THE EXERCISE: Copy each record exactly as it reads, leaving out any pictures it holds.

EXTRACTED INFORMATION:
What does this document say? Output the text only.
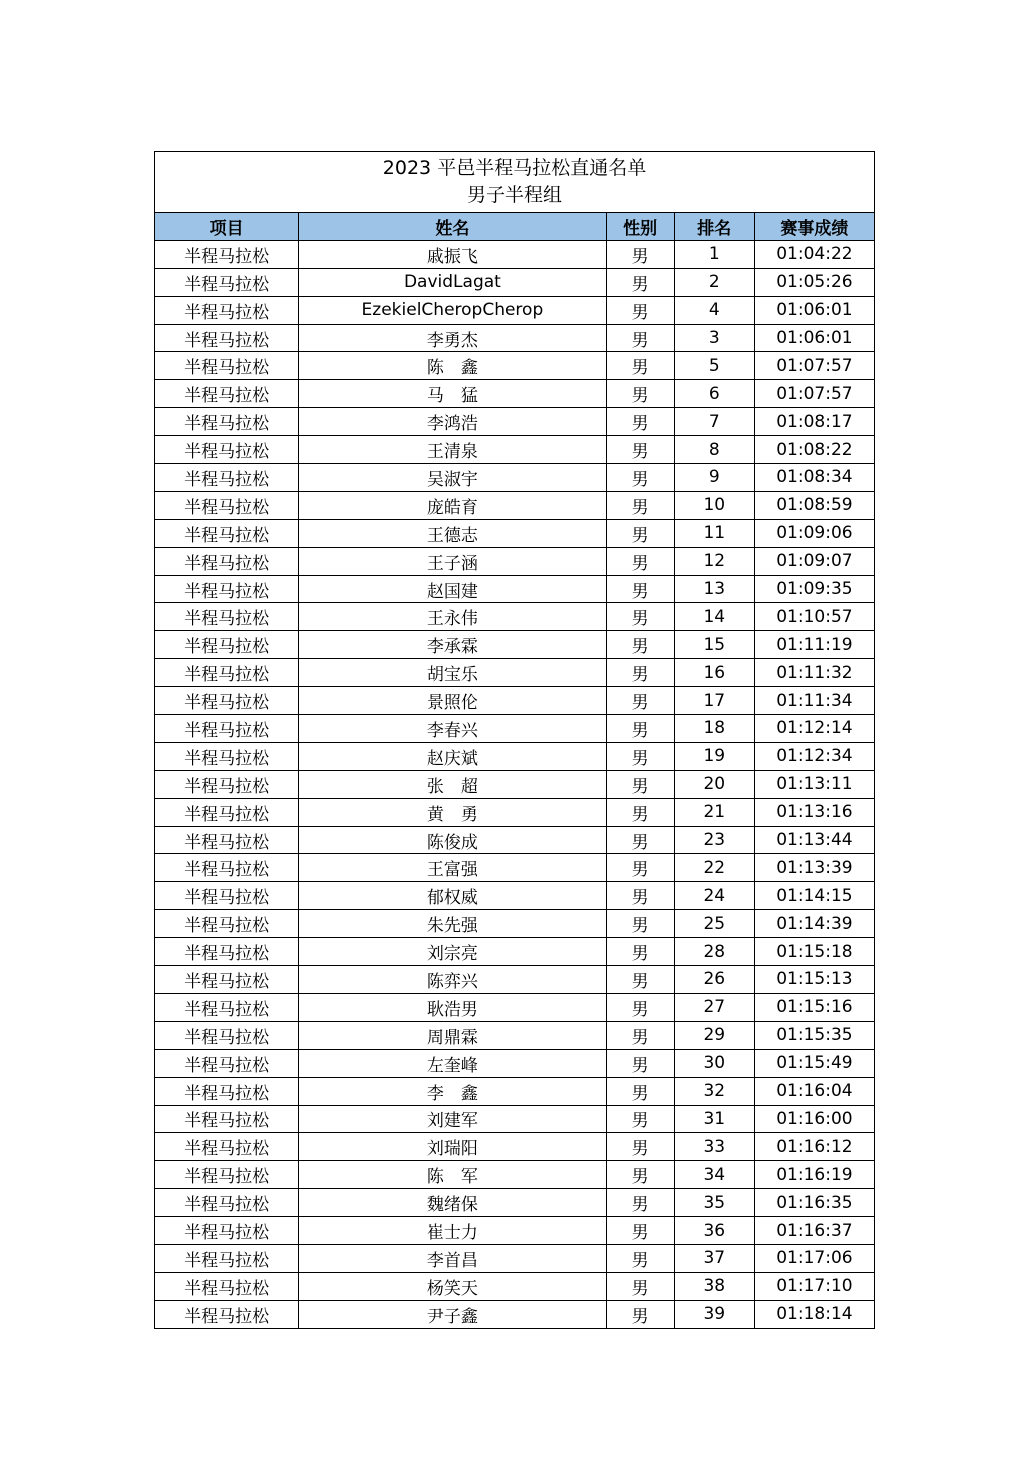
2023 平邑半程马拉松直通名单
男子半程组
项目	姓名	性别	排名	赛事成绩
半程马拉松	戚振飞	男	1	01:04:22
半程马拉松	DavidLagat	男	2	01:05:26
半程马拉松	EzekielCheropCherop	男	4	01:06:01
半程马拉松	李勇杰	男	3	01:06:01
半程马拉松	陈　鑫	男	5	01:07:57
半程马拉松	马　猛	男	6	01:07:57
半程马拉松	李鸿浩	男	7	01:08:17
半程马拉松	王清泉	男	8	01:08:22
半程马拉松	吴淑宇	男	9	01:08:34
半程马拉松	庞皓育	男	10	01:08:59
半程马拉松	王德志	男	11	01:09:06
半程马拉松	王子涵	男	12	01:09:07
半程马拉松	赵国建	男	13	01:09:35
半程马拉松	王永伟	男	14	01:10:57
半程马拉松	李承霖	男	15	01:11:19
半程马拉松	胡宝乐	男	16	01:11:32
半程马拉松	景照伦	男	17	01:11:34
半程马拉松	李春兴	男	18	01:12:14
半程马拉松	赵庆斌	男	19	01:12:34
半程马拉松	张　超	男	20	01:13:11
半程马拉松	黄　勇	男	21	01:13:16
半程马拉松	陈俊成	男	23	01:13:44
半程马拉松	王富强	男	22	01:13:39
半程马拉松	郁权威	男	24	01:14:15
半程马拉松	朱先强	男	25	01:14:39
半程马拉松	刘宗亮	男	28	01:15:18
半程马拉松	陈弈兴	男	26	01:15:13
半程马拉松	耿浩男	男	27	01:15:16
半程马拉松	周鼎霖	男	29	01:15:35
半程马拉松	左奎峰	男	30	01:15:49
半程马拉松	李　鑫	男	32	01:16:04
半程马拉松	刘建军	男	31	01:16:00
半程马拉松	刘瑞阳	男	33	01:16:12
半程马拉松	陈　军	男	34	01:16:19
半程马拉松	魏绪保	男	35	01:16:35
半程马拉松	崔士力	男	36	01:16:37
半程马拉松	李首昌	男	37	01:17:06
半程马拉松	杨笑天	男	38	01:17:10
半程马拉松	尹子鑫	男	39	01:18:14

RESPONSE FOR THIS EXERCISE:
What does this document say? Output the text only.
2023 平邑半程马拉松直通名单
男子半程组
项目	姓名	性别	排名	赛事成绩
半程马拉松	戚振飞	男	1	01:04:22
半程马拉松	DavidLagat	男	2	01:05:26
半程马拉松	EzekielCheropCherop	男	4	01:06:01
半程马拉松	李勇杰	男	3	01:06:01
半程马拉松	陈　鑫	男	5	01:07:57
半程马拉松	马　猛	男	6	01:07:57
半程马拉松	李鸿浩	男	7	01:08:17
半程马拉松	王清泉	男	8	01:08:22
半程马拉松	吴淑宇	男	9	01:08:34
半程马拉松	庞皓育	男	10	01:08:59
半程马拉松	王德志	男	11	01:09:06
半程马拉松	王子涵	男	12	01:09:07
半程马拉松	赵国建	男	13	01:09:35
半程马拉松	王永伟	男	14	01:10:57
半程马拉松	李承霖	男	15	01:11:19
半程马拉松	胡宝乐	男	16	01:11:32
半程马拉松	景照伦	男	17	01:11:34
半程马拉松	李春兴	男	18	01:12:14
半程马拉松	赵庆斌	男	19	01:12:34
半程马拉松	张　超	男	20	01:13:11
半程马拉松	黄　勇	男	21	01:13:16
半程马拉松	陈俊成	男	23	01:13:44
半程马拉松	王富强	男	22	01:13:39
半程马拉松	郁权威	男	24	01:14:15
半程马拉松	朱先强	男	25	01:14:39
半程马拉松	刘宗亮	男	28	01:15:18
半程马拉松	陈弈兴	男	26	01:15:13
半程马拉松	耿浩男	男	27	01:15:16
半程马拉松	周鼎霖	男	29	01:15:35
半程马拉松	左奎峰	男	30	01:15:49
半程马拉松	李　鑫	男	32	01:16:04
半程马拉松	刘建军	男	31	01:16:00
半程马拉松	刘瑞阳	男	33	01:16:12
半程马拉松	陈　军	男	34	01:16:19
半程马拉松	魏绪保	男	35	01:16:35
半程马拉松	崔士力	男	36	01:16:37
半程马拉松	李首昌	男	37	01:17:06
半程马拉松	杨笑天	男	38	01:17:10
半程马拉松	尹子鑫	男	39	01:18:14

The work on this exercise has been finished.